▶ [DATASET RECORDS]:
-- begin --

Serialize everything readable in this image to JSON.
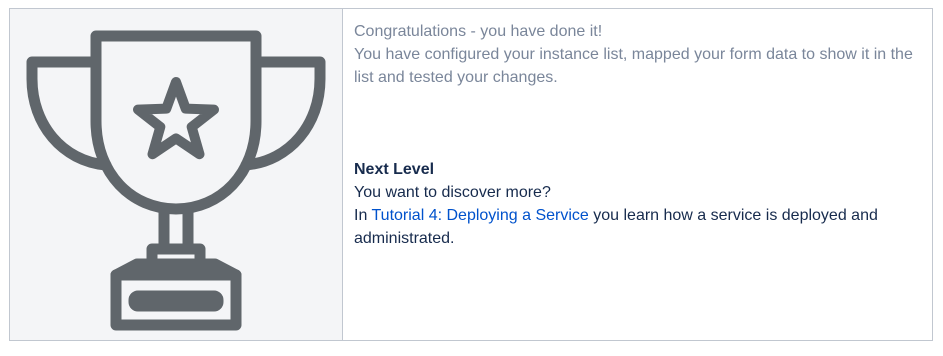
{
  "intro": {
    "line1": "Congratulations - you have done it!",
    "line2": "You have configured your instance list, mapped your form data to show it in the list and tested your changes."
  },
  "next_level": {
    "heading": "Next Level",
    "question": "You want to discover more?",
    "prefix": "In ",
    "link_text": "Tutorial 4: Deploying a Service",
    "suffix": " you learn how a service is deployed and administrated."
  },
  "icon": {
    "name": "trophy-icon",
    "stroke_color": "#60666b"
  },
  "colors": {
    "muted_text": "#7a869a",
    "body_text": "#172b4d",
    "link": "#0052cc",
    "border": "#c1c7d0",
    "image_cell_bg": "#f4f5f7"
  }
}
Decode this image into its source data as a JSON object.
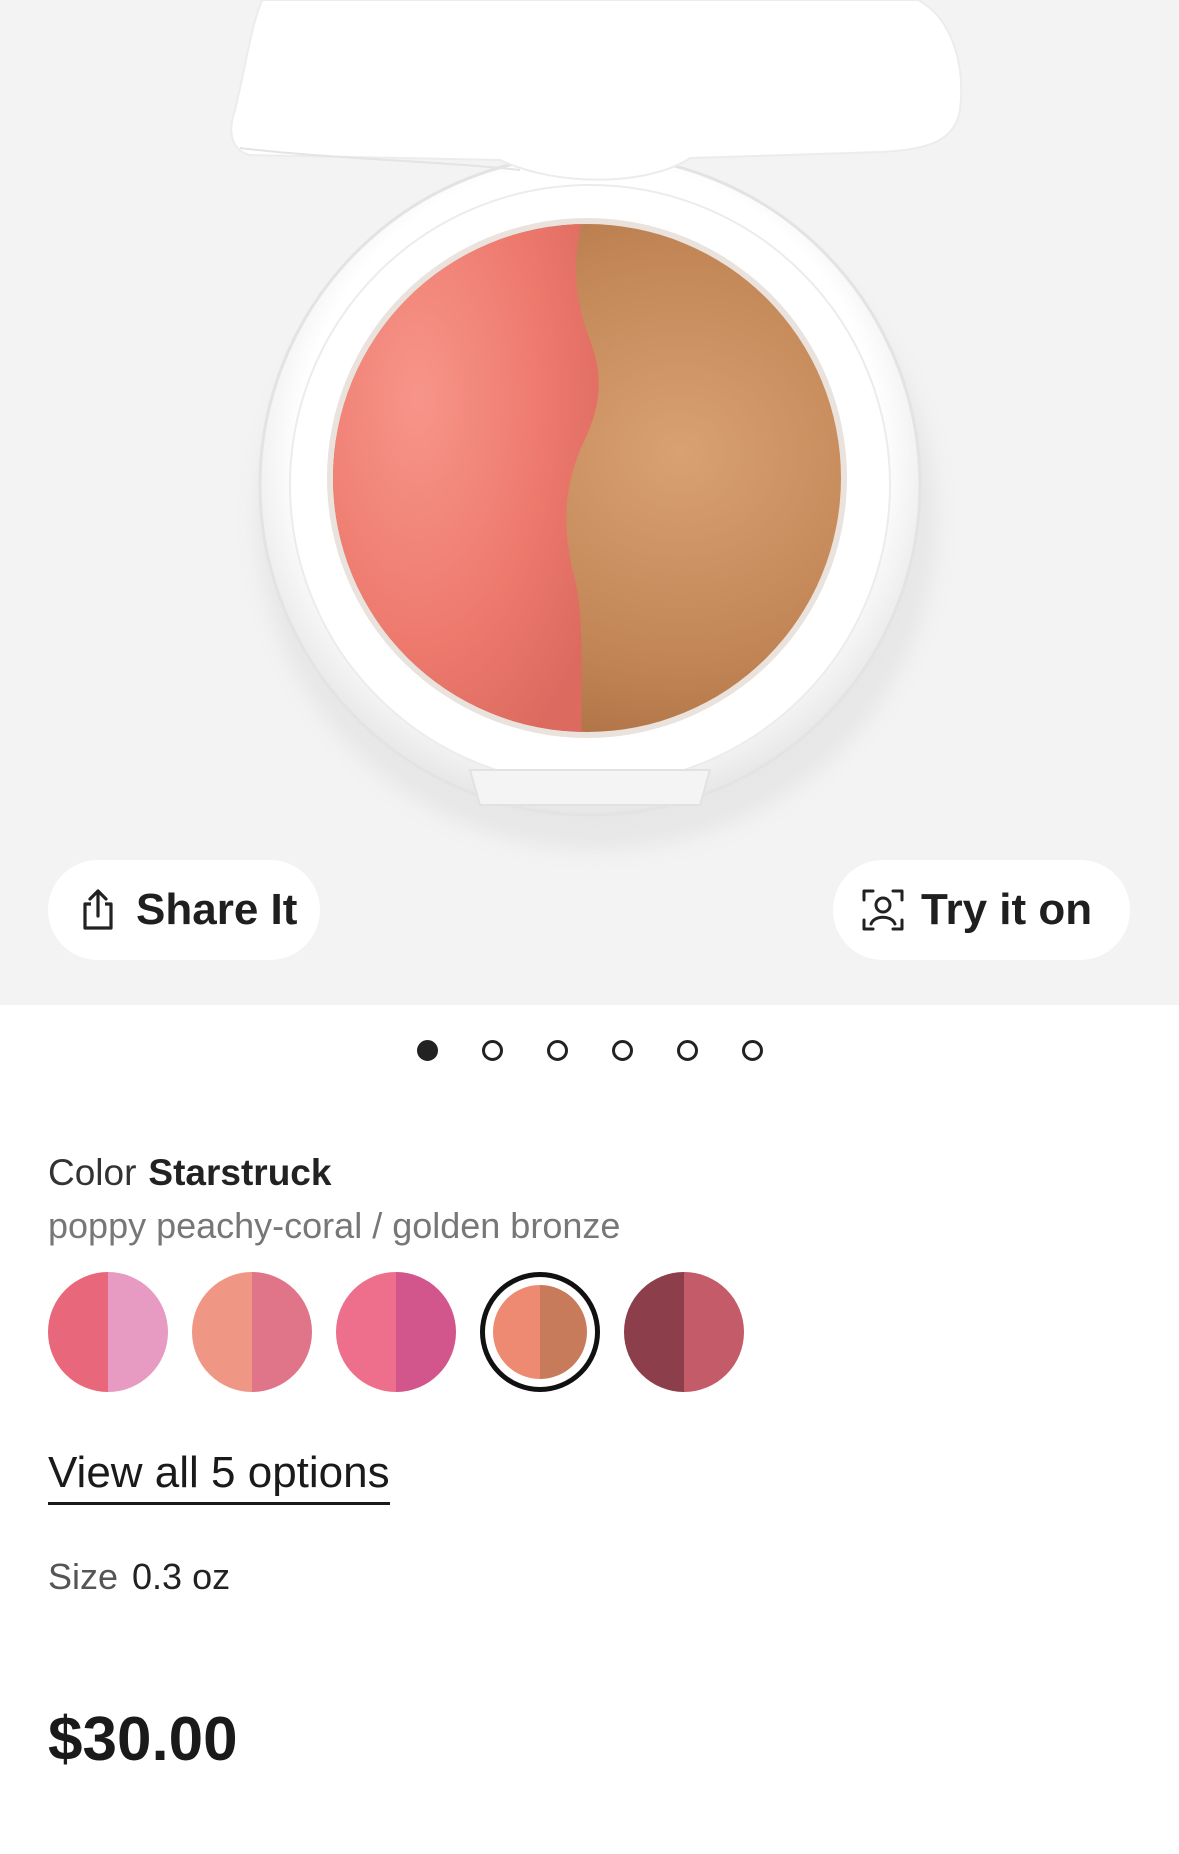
{
  "gallery": {
    "share_label": "Share It",
    "tryon_label": "Try it on",
    "slide_count": 6,
    "active_slide": 1
  },
  "product": {
    "color_label": "Color",
    "color_value": "Starstruck",
    "color_description": "poppy peachy-coral / golden bronze",
    "swatches": [
      {
        "left": "#e8677a",
        "right": "#e79ac2",
        "selected": false
      },
      {
        "left": "#ef9784",
        "right": "#e07589",
        "selected": false
      },
      {
        "left": "#ee6f8c",
        "right": "#d2568c",
        "selected": false
      },
      {
        "left": "#ef8a72",
        "right": "#c77b5b",
        "selected": true
      },
      {
        "left": "#8c3f4a",
        "right": "#c35b68",
        "selected": false
      }
    ],
    "view_all_label": "View all 5 options",
    "size_label": "Size",
    "size_value": "0.3 oz",
    "price": "$30.00"
  }
}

-- end --

▶ [TASK GOAL]: Exactly reproduce each record, leaving out any pictures.

▶ [FINISHED ANSWER]:
Serialize everything readable in this image to JSON.
{
  "intro": {
    "line1": "Congratulations - you have done it!",
    "line2": "You have configured your instance list, mapped your form data to show it in the list and tested your changes."
  },
  "next_level": {
    "heading": "Next Level",
    "question": "You want to discover more?",
    "prefix": "In ",
    "link_text": "Tutorial 4: Deploying a Service",
    "suffix": " you learn how a service is deployed and administrated."
  },
  "icon": {
    "name": "trophy-icon",
    "stroke_color": "#60666b"
  },
  "colors": {
    "muted_text": "#7a869a",
    "body_text": "#172b4d",
    "link": "#0052cc",
    "border": "#c1c7d0",
    "image_cell_bg": "#f4f5f7"
  }
}
Decode this image into its source data as a JSON object.
{
  "gallery": {
    "share_label": "Share It",
    "tryon_label": "Try it on",
    "slide_count": 6,
    "active_slide": 1
  },
  "product": {
    "color_label": "Color",
    "color_value": "Starstruck",
    "color_description": "poppy peachy-coral / golden bronze",
    "swatches": [
      {
        "left": "#e8677a",
        "right": "#e79ac2",
        "selected": false
      },
      {
        "left": "#ef9784",
        "right": "#e07589",
        "selected": false
      },
      {
        "left": "#ee6f8c",
        "right": "#d2568c",
        "selected": false
      },
      {
        "left": "#ef8a72",
        "right": "#c77b5b",
        "selected": true
      },
      {
        "left": "#8c3f4a",
        "right": "#c35b68",
        "selected": false
      }
    ],
    "view_all_label": "View all 5 options",
    "size_label": "Size",
    "size_value": "0.3 oz",
    "price": "$30.00"
  }
}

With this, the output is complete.